→ Exercise instructions
Using the material below, copy every line where "ishlab" appears.

→ Records to use
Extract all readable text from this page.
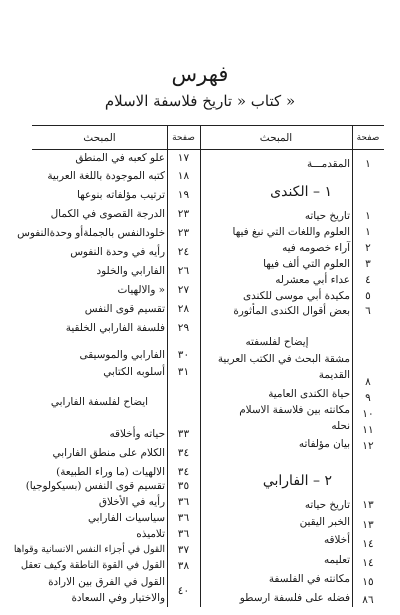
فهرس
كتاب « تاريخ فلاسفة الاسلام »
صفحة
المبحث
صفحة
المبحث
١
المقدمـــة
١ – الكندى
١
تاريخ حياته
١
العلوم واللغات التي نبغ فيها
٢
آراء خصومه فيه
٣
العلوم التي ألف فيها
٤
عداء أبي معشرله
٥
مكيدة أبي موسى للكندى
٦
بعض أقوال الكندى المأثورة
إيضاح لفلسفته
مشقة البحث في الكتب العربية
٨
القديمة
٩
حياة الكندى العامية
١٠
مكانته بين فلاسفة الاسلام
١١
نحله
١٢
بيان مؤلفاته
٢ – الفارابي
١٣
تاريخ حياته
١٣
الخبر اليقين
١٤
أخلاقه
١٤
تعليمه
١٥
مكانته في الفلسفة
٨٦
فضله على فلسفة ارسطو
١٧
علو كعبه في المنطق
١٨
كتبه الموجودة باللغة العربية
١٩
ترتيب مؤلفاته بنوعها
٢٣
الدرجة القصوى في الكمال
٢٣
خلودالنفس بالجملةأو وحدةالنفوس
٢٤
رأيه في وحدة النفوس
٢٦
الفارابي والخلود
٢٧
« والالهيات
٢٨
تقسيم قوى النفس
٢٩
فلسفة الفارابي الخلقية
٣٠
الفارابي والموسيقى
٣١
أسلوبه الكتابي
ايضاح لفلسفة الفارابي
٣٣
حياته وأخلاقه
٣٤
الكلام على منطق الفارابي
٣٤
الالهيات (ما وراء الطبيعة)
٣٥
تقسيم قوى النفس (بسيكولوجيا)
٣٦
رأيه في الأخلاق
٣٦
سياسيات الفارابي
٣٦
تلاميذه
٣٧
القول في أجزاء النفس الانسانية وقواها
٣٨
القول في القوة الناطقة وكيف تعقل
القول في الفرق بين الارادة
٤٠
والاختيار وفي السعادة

...

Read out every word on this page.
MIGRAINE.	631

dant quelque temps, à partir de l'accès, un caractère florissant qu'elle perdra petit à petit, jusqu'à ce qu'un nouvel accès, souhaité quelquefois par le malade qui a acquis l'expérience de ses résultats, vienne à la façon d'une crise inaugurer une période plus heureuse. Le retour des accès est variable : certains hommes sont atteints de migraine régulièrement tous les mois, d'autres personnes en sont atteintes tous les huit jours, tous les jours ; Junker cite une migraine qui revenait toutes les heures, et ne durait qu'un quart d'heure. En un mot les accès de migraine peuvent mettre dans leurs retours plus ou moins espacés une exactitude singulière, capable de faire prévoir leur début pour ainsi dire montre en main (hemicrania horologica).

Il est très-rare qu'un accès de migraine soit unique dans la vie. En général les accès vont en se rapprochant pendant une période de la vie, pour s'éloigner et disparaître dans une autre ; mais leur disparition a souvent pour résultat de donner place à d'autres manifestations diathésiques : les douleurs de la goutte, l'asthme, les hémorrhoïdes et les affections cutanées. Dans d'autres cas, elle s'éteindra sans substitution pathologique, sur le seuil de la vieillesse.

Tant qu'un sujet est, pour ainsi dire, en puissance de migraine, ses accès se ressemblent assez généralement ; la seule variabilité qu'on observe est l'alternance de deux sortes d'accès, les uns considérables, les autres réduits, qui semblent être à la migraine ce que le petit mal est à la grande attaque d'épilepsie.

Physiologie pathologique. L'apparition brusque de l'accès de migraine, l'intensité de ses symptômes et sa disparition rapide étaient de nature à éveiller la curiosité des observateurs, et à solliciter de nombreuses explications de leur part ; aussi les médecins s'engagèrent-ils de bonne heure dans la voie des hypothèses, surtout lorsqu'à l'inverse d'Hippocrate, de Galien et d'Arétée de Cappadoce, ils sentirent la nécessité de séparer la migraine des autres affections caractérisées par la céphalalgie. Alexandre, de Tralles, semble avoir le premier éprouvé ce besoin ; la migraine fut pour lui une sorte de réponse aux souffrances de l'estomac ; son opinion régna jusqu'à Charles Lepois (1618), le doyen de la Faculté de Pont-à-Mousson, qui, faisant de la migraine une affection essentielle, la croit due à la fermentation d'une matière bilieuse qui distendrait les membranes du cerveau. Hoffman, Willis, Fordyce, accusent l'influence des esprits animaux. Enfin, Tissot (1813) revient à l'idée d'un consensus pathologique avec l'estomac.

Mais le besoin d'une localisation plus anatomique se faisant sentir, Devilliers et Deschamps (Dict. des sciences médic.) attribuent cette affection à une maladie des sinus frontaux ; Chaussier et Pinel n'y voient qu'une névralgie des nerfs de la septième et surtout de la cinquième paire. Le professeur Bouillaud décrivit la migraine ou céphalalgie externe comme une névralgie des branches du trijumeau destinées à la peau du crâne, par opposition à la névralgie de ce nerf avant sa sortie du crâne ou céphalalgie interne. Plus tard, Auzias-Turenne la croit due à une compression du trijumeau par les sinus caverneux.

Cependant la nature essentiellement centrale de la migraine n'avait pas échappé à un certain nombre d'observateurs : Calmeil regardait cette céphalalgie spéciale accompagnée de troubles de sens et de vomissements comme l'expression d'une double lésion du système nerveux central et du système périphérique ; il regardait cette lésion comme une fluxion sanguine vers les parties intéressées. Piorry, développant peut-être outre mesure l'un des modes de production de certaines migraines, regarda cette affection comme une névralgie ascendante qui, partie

==

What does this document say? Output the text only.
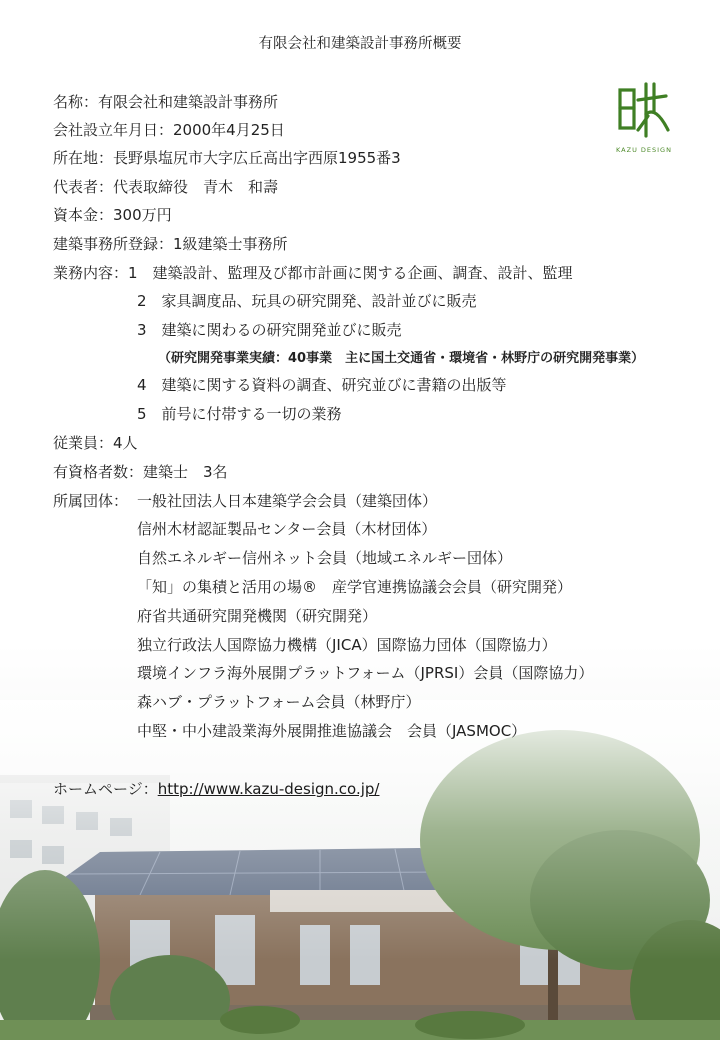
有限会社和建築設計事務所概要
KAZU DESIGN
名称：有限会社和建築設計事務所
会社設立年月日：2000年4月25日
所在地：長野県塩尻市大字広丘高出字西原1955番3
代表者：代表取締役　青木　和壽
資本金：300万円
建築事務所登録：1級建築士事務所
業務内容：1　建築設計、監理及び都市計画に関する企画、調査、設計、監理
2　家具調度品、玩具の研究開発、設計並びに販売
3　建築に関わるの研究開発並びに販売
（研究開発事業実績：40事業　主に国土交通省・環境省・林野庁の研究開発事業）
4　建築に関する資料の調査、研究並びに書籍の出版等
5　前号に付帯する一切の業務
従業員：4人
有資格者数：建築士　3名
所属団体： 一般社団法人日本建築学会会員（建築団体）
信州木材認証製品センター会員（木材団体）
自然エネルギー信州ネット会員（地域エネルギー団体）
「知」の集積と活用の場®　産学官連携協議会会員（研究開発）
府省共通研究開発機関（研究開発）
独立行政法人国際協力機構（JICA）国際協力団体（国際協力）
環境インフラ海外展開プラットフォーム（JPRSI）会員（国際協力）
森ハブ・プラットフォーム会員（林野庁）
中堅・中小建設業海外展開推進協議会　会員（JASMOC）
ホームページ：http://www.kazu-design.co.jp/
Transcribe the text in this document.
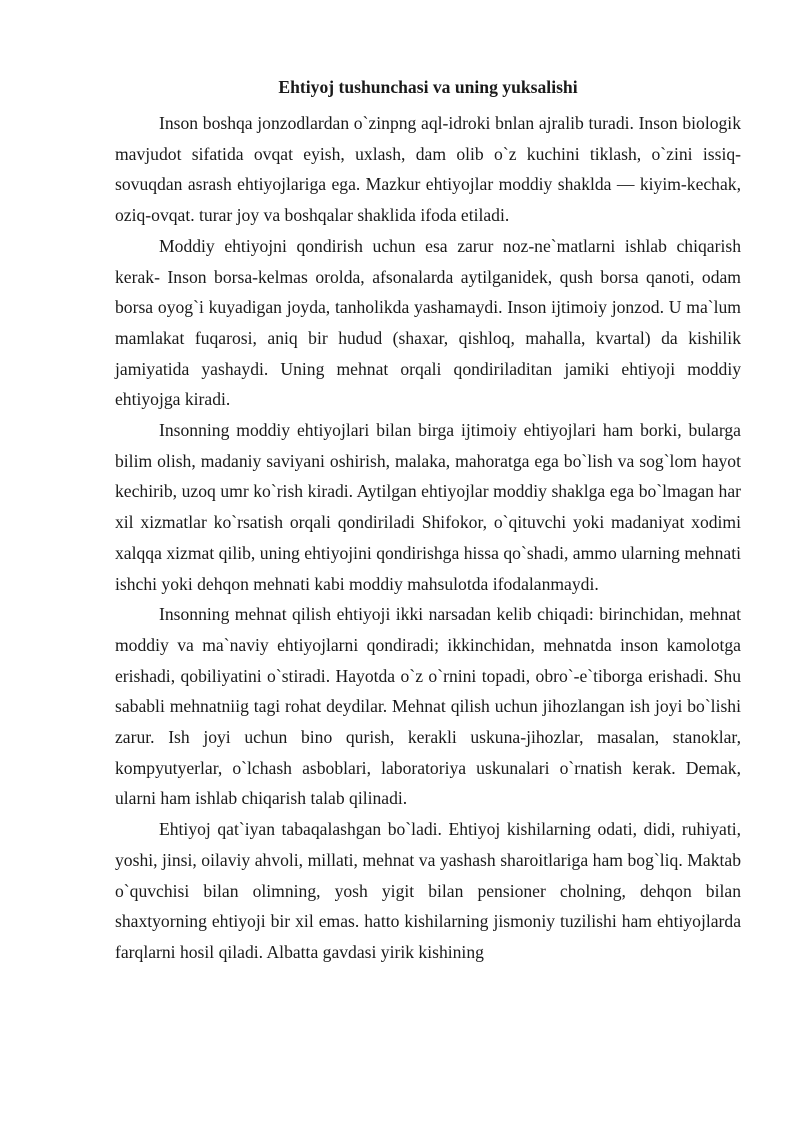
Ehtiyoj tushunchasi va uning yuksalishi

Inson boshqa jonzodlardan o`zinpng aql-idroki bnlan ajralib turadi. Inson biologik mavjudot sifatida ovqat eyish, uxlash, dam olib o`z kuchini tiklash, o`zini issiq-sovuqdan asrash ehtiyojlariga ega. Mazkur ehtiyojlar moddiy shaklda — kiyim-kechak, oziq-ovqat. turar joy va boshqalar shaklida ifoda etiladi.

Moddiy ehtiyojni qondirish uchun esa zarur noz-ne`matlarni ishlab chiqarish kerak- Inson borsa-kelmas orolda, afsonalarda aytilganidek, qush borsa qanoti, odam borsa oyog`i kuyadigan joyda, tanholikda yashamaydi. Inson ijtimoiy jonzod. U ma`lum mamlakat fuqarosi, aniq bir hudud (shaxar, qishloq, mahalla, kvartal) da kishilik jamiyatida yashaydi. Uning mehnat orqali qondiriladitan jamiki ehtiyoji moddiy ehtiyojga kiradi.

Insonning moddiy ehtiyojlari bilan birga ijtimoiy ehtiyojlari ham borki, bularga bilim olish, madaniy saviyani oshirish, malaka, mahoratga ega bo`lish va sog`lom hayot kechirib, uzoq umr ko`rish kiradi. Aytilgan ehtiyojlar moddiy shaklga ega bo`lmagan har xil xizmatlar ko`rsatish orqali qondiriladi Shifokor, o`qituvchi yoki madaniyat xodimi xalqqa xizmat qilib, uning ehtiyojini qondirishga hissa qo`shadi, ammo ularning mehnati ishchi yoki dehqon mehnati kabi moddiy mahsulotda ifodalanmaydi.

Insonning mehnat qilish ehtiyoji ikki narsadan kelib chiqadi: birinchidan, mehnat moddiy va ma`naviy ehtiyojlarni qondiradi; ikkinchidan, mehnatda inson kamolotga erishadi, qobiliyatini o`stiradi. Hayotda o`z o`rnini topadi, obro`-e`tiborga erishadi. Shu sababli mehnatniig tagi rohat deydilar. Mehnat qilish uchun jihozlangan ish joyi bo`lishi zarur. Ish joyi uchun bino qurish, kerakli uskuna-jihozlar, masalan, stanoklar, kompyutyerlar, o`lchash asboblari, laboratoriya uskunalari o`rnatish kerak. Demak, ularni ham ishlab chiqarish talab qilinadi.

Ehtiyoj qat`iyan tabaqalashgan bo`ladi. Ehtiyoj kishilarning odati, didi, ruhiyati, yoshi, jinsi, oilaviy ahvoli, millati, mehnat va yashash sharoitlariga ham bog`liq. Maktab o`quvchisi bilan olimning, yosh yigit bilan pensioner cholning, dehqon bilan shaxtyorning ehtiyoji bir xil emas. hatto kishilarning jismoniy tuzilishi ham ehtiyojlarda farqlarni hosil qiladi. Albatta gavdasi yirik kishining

→ Solution to this task
Moddiy ehtiyojni qondirish uchun esa zarur noz-ne`matlarni ishlab chiqarish kerak- Inson borsa-kelmas orolda, afsonalarda aytilganidek, qush borsa qanoti, odam borsa oyog`i kuyadigan joyda, tanholikda yashamaydi. Inson ijtimoiy jonzod. U ma`lum mamlakat fuqarosi, aniq bir hudud (shaxar, qishloq, mahalla, kvartal) da kishilik jamiyatida yashaydi. Uning mehnat orqali qondiriladitan jamiki ehtiyoji moddiy ehtiyojga kiradi.
Insonning mehnat qilish ehtiyoji ikki narsadan kelib chiqadi: birinchidan, mehnat moddiy va ma`naviy ehtiyojlarni qondiradi; ikkinchidan, mehnatda inson kamolotga erishadi, qobiliyatini o`stiradi. Hayotda o`z o`rnini topadi, obro`-e`tiborga erishadi. Shu sababli mehnatniig tagi rohat deydilar. Mehnat qilish uchun jihozlangan ish joyi bo`lishi zarur. Ish joyi uchun bino qurish, kerakli uskuna-jihozlar, masalan, stanoklar, kompyutyerlar, o`lchash asboblari, laboratoriya uskunalari o`rnatish kerak. Demak, ularni ham ishlab chiqarish talab qilinadi.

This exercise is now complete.